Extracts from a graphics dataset
====
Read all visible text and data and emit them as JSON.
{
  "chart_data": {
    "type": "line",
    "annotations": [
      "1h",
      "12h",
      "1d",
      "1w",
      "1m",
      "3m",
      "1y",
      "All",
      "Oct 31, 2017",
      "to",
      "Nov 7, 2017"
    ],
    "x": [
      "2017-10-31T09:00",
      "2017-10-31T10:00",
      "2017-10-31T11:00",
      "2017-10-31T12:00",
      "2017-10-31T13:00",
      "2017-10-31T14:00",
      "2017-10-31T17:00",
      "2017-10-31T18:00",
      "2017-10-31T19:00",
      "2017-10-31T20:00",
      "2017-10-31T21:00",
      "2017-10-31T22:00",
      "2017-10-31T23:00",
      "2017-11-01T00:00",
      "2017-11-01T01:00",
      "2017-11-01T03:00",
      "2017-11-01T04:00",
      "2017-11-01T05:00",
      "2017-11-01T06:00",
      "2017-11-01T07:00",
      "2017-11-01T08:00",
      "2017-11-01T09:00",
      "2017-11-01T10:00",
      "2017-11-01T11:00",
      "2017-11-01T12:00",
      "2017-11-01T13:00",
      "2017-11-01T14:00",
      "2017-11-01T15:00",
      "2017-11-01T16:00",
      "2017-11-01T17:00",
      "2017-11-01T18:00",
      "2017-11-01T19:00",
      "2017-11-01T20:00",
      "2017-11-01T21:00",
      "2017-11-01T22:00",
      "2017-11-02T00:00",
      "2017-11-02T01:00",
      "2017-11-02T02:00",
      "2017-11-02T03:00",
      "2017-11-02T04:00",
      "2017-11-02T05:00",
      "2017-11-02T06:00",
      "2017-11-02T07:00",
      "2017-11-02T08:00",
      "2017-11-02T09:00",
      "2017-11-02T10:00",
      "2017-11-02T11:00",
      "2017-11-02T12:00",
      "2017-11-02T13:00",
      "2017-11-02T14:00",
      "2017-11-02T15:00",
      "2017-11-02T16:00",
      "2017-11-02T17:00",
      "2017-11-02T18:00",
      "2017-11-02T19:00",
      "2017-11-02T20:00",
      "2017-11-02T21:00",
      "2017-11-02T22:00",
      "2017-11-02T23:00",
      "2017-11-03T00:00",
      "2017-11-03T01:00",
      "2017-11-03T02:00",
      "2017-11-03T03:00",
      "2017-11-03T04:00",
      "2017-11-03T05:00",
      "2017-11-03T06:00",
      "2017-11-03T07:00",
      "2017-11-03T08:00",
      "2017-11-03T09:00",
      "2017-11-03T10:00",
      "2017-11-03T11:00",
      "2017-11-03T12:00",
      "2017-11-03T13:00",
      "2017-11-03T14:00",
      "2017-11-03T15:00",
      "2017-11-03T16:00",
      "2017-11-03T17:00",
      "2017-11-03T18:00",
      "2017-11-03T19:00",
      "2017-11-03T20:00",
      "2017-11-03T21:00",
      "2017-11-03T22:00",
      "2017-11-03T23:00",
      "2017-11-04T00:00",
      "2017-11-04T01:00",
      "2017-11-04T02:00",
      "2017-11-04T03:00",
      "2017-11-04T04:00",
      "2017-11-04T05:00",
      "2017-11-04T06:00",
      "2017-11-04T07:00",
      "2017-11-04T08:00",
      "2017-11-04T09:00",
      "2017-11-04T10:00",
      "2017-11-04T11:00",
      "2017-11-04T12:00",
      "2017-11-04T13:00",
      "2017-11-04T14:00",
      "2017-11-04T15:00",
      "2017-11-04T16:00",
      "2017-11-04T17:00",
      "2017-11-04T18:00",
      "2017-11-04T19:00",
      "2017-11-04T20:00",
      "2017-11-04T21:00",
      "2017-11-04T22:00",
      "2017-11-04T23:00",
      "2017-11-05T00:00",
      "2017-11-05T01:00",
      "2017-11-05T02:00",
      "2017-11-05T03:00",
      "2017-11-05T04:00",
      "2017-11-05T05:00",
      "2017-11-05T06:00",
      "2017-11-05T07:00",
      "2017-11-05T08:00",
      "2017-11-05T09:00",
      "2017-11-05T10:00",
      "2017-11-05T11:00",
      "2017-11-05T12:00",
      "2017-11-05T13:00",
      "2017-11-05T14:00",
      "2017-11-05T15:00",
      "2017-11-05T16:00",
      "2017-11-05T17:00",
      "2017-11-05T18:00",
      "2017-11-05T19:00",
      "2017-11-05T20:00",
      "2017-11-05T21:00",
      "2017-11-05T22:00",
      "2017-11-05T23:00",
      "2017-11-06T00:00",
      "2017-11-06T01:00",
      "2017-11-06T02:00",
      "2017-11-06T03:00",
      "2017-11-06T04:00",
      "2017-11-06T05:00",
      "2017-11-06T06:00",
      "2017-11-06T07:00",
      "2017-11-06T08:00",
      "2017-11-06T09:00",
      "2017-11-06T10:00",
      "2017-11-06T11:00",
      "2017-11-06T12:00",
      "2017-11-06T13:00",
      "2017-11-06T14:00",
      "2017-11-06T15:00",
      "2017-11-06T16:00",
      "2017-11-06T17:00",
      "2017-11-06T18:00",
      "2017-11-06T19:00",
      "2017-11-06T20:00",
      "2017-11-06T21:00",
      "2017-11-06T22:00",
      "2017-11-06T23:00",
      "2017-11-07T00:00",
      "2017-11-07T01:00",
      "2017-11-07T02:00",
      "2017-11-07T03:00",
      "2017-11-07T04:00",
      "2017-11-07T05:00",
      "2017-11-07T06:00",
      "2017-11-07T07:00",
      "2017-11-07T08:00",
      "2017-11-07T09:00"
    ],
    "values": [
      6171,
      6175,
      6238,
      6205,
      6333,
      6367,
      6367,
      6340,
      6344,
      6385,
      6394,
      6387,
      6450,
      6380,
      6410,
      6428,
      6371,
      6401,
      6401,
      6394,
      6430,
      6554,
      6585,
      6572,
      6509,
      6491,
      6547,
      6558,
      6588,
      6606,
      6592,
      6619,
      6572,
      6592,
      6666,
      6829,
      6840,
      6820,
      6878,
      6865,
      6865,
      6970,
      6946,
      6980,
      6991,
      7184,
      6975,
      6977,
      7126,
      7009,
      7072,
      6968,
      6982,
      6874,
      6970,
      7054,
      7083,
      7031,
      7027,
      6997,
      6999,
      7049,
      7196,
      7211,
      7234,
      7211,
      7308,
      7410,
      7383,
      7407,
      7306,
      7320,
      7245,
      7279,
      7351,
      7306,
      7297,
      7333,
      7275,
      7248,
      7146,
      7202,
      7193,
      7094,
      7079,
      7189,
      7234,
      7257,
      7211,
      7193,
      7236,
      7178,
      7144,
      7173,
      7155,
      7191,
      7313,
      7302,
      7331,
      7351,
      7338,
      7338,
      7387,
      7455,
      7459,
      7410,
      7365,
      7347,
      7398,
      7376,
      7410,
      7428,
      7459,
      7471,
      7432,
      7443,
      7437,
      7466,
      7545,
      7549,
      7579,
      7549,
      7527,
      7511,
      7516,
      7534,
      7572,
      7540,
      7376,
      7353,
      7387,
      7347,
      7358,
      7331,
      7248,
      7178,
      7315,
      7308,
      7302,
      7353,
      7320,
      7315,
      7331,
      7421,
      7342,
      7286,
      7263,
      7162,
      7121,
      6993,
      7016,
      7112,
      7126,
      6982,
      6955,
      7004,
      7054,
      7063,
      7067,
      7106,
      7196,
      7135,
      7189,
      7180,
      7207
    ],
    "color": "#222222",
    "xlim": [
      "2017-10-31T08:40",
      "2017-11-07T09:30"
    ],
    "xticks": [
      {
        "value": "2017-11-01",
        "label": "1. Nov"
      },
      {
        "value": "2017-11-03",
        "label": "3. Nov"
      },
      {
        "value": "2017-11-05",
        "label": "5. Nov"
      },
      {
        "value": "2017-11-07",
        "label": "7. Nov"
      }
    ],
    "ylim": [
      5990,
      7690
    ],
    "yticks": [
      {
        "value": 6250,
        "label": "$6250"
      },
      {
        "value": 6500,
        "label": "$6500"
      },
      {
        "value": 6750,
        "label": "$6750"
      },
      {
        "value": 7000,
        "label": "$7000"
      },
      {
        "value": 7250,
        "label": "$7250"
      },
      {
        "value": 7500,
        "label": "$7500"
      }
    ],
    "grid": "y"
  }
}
====
EXERCISE BRIEF
Pull out all lines in the data above that include "label".

EXPECTED ANSWER
        "label": "1. Nov"
        "label": "3. Nov"
        "label": "5. Nov"
        "label": "7. Nov"
        "label": "$6250"
        "label": "$6500"
        "label": "$6750"
        "label": "$7000"
        "label": "$7250"
        "label": "$7500"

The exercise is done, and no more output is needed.